[A run of records]
━━━━━━━━━━━━━━━━━━━━━━━━━━━━━━
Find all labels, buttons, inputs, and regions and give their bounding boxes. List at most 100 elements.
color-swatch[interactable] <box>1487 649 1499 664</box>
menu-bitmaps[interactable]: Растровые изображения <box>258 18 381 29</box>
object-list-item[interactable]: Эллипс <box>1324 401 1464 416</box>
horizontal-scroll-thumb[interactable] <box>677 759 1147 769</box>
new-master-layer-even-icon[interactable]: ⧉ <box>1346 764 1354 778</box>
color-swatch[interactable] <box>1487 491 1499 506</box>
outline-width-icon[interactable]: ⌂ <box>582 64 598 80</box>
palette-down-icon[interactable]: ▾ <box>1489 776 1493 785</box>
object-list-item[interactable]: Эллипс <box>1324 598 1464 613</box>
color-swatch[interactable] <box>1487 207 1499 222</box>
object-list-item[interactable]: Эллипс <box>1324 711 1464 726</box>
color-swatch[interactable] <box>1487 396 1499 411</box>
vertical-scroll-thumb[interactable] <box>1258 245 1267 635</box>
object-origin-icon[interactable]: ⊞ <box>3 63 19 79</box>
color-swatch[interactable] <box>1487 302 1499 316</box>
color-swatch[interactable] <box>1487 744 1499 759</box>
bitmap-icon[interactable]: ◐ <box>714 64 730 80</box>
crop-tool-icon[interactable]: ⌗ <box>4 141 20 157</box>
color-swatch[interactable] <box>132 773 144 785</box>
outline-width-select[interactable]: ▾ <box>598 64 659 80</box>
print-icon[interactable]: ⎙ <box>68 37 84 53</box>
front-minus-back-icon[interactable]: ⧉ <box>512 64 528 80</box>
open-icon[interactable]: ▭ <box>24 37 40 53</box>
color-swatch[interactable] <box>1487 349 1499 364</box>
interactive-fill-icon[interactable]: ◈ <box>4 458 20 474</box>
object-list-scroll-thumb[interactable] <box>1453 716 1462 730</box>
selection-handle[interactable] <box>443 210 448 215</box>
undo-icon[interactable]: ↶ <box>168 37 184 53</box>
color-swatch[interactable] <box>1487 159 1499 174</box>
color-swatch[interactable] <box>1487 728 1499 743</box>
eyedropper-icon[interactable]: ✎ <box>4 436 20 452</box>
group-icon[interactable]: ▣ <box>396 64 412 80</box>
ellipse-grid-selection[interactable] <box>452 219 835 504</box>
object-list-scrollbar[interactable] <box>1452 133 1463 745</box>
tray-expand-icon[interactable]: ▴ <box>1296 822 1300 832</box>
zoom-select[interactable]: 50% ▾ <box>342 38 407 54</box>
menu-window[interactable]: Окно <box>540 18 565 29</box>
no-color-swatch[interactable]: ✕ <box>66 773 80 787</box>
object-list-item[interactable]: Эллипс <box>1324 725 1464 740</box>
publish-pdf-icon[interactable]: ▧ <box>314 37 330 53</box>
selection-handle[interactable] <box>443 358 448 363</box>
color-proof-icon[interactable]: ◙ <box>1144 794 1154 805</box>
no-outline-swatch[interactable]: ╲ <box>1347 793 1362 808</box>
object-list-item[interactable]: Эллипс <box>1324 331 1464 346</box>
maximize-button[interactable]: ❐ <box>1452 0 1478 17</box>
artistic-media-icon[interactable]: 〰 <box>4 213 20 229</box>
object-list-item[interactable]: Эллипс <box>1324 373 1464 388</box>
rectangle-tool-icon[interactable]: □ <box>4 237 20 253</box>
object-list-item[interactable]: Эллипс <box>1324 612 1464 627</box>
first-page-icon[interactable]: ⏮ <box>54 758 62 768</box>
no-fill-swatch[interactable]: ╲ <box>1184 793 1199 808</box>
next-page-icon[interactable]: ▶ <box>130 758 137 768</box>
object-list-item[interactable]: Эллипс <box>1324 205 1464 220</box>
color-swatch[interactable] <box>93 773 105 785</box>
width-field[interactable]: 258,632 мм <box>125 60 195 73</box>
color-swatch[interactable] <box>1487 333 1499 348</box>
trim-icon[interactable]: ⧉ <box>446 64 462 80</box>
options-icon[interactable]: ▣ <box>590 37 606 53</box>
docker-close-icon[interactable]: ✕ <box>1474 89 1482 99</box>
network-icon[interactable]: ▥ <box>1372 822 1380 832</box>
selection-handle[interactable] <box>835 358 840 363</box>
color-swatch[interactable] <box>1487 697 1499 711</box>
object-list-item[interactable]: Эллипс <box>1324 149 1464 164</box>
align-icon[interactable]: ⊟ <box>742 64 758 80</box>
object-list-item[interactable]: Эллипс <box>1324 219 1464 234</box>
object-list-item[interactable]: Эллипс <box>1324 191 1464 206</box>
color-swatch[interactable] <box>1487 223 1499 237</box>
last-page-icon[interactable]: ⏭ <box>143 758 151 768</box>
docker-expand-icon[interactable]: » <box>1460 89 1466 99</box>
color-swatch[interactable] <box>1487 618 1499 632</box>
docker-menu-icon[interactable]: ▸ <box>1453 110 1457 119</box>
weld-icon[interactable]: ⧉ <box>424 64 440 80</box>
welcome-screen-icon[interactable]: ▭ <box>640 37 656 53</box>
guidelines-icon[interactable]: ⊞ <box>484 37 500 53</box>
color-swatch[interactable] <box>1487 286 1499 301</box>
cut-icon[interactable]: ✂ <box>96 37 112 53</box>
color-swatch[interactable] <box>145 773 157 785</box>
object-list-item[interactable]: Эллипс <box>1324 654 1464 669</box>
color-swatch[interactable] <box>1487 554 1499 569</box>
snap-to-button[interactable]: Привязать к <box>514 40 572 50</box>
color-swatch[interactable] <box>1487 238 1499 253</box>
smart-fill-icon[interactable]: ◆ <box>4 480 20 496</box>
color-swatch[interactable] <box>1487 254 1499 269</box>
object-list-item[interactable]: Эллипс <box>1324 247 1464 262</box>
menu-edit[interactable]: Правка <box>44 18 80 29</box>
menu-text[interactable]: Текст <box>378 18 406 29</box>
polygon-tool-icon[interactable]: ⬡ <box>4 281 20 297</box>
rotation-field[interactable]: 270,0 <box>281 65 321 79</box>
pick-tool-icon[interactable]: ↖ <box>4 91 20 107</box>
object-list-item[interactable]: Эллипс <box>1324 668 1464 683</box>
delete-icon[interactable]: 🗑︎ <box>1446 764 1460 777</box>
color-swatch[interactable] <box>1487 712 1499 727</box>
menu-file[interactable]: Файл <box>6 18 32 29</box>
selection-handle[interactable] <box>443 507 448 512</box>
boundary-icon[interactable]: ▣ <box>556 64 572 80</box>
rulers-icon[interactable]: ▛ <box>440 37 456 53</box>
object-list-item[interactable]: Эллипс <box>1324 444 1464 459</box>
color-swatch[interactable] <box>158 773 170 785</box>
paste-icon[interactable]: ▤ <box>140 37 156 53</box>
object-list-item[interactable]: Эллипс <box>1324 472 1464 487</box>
━━━━━━━━━━━━━━━━━━━━━━━━━━━━━━
Copy every line of the listing above word for word.

Find all labels, buttons, inputs, and regions and give their bounding boxes. List at most 100 elements.
color-swatch[interactable] <box>1487 649 1499 664</box>
menu-bitmaps[interactable]: Растровые изображения <box>258 18 381 29</box>
object-list-item[interactable]: Эллипс <box>1324 401 1464 416</box>
horizontal-scroll-thumb[interactable] <box>677 759 1147 769</box>
new-master-layer-even-icon[interactable]: ⧉ <box>1346 764 1354 778</box>
color-swatch[interactable] <box>1487 491 1499 506</box>
outline-width-icon[interactable]: ⌂ <box>582 64 598 80</box>
palette-down-icon[interactable]: ▾ <box>1489 776 1493 785</box>
object-list-item[interactable]: Эллипс <box>1324 598 1464 613</box>
color-swatch[interactable] <box>1487 207 1499 222</box>
object-list-item[interactable]: Эллипс <box>1324 711 1464 726</box>
color-swatch[interactable] <box>1487 396 1499 411</box>
vertical-scroll-thumb[interactable] <box>1258 245 1267 635</box>
object-origin-icon[interactable]: ⊞ <box>3 63 19 79</box>
color-swatch[interactable] <box>1487 302 1499 316</box>
color-swatch[interactable] <box>1487 744 1499 759</box>
bitmap-icon[interactable]: ◐ <box>714 64 730 80</box>
crop-tool-icon[interactable]: ⌗ <box>4 141 20 157</box>
color-swatch[interactable] <box>132 773 144 785</box>
outline-width-select[interactable]: ▾ <box>598 64 659 80</box>
print-icon[interactable]: ⎙ <box>68 37 84 53</box>
front-minus-back-icon[interactable]: ⧉ <box>512 64 528 80</box>
open-icon[interactable]: ▭ <box>24 37 40 53</box>
color-swatch[interactable] <box>1487 349 1499 364</box>
interactive-fill-icon[interactable]: ◈ <box>4 458 20 474</box>
object-list-scroll-thumb[interactable] <box>1453 716 1462 730</box>
selection-handle[interactable] <box>443 210 448 215</box>
undo-icon[interactable]: ↶ <box>168 37 184 53</box>
color-swatch[interactable] <box>1487 159 1499 174</box>
color-swatch[interactable] <box>1487 728 1499 743</box>
eyedropper-icon[interactable]: ✎ <box>4 436 20 452</box>
group-icon[interactable]: ▣ <box>396 64 412 80</box>
ellipse-grid-selection[interactable] <box>452 219 835 504</box>
object-list-scrollbar[interactable] <box>1452 133 1463 745</box>
tray-expand-icon[interactable]: ▴ <box>1296 822 1300 832</box>
zoom-select[interactable]: 50% ▾ <box>342 38 407 54</box>
menu-window[interactable]: Окно <box>540 18 565 29</box>
no-color-swatch[interactable]: ✕ <box>66 773 80 787</box>
object-list-item[interactable]: Эллипс <box>1324 725 1464 740</box>
publish-pdf-icon[interactable]: ▧ <box>314 37 330 53</box>
selection-handle[interactable] <box>443 358 448 363</box>
color-proof-icon[interactable]: ◙ <box>1144 794 1154 805</box>
no-outline-swatch[interactable]: ╲ <box>1347 793 1362 808</box>
object-list-item[interactable]: Эллипс <box>1324 331 1464 346</box>
maximize-button[interactable]: ❐ <box>1452 0 1478 17</box>
artistic-media-icon[interactable]: 〰 <box>4 213 20 229</box>
object-list-item[interactable]: Эллипс <box>1324 373 1464 388</box>
rectangle-tool-icon[interactable]: □ <box>4 237 20 253</box>
object-list-item[interactable]: Эллипс <box>1324 612 1464 627</box>
first-page-icon[interactable]: ⏮ <box>54 758 62 768</box>
no-fill-swatch[interactable]: ╲ <box>1184 793 1199 808</box>
next-page-icon[interactable]: ▶ <box>130 758 137 768</box>
object-list-item[interactable]: Эллипс <box>1324 205 1464 220</box>
color-swatch[interactable] <box>93 773 105 785</box>
width-field[interactable]: 258,632 мм <box>125 60 195 73</box>
color-swatch[interactable] <box>1487 333 1499 348</box>
trim-icon[interactable]: ⧉ <box>446 64 462 80</box>
options-icon[interactable]: ▣ <box>590 37 606 53</box>
docker-close-icon[interactable]: ✕ <box>1474 89 1482 99</box>
network-icon[interactable]: ▥ <box>1372 822 1380 832</box>
selection-handle[interactable] <box>835 358 840 363</box>
color-swatch[interactable] <box>1487 697 1499 711</box>
object-list-item[interactable]: Эллипс <box>1324 149 1464 164</box>
align-icon[interactable]: ⊟ <box>742 64 758 80</box>
object-list-item[interactable]: Эллипс <box>1324 219 1464 234</box>
object-list-item[interactable]: Эллипс <box>1324 191 1464 206</box>
color-swatch[interactable] <box>1487 223 1499 237</box>
last-page-icon[interactable]: ⏭ <box>143 758 151 768</box>
docker-expand-icon[interactable]: » <box>1460 89 1466 99</box>
color-swatch[interactable] <box>1487 618 1499 632</box>
docker-menu-icon[interactable]: ▸ <box>1453 110 1457 119</box>
weld-icon[interactable]: ⧉ <box>424 64 440 80</box>
welcome-screen-icon[interactable]: ▭ <box>640 37 656 53</box>
guidelines-icon[interactable]: ⊞ <box>484 37 500 53</box>
color-swatch[interactable] <box>1487 286 1499 301</box>
cut-icon[interactable]: ✂ <box>96 37 112 53</box>
color-swatch[interactable] <box>145 773 157 785</box>
object-list-item[interactable]: Эллипс <box>1324 654 1464 669</box>
color-swatch[interactable] <box>1487 554 1499 569</box>
snap-to-button[interactable]: Привязать к <box>514 40 572 50</box>
color-swatch[interactable] <box>1487 238 1499 253</box>
smart-fill-icon[interactable]: ◆ <box>4 480 20 496</box>
color-swatch[interactable] <box>1487 254 1499 269</box>
object-list-item[interactable]: Эллипс <box>1324 247 1464 262</box>
menu-edit[interactable]: Правка <box>44 18 80 29</box>
menu-text[interactable]: Текст <box>378 18 406 29</box>
polygon-tool-icon[interactable]: ⬡ <box>4 281 20 297</box>
rotation-field[interactable]: 270,0 <box>281 65 321 79</box>
pick-tool-icon[interactable]: ↖ <box>4 91 20 107</box>
object-list-item[interactable]: Эллипс <box>1324 668 1464 683</box>
delete-icon[interactable]: 🗑︎ <box>1446 764 1460 777</box>
color-swatch[interactable] <box>1487 712 1499 727</box>
menu-file[interactable]: Файл <box>6 18 32 29</box>
selection-handle[interactable] <box>443 507 448 512</box>
boundary-icon[interactable]: ▣ <box>556 64 572 80</box>
rulers-icon[interactable]: ▛ <box>440 37 456 53</box>
object-list-item[interactable]: Эллипс <box>1324 444 1464 459</box>
color-swatch[interactable] <box>158 773 170 785</box>
paste-icon[interactable]: ▤ <box>140 37 156 53</box>
object-list-item[interactable]: Эллипс <box>1324 472 1464 487</box>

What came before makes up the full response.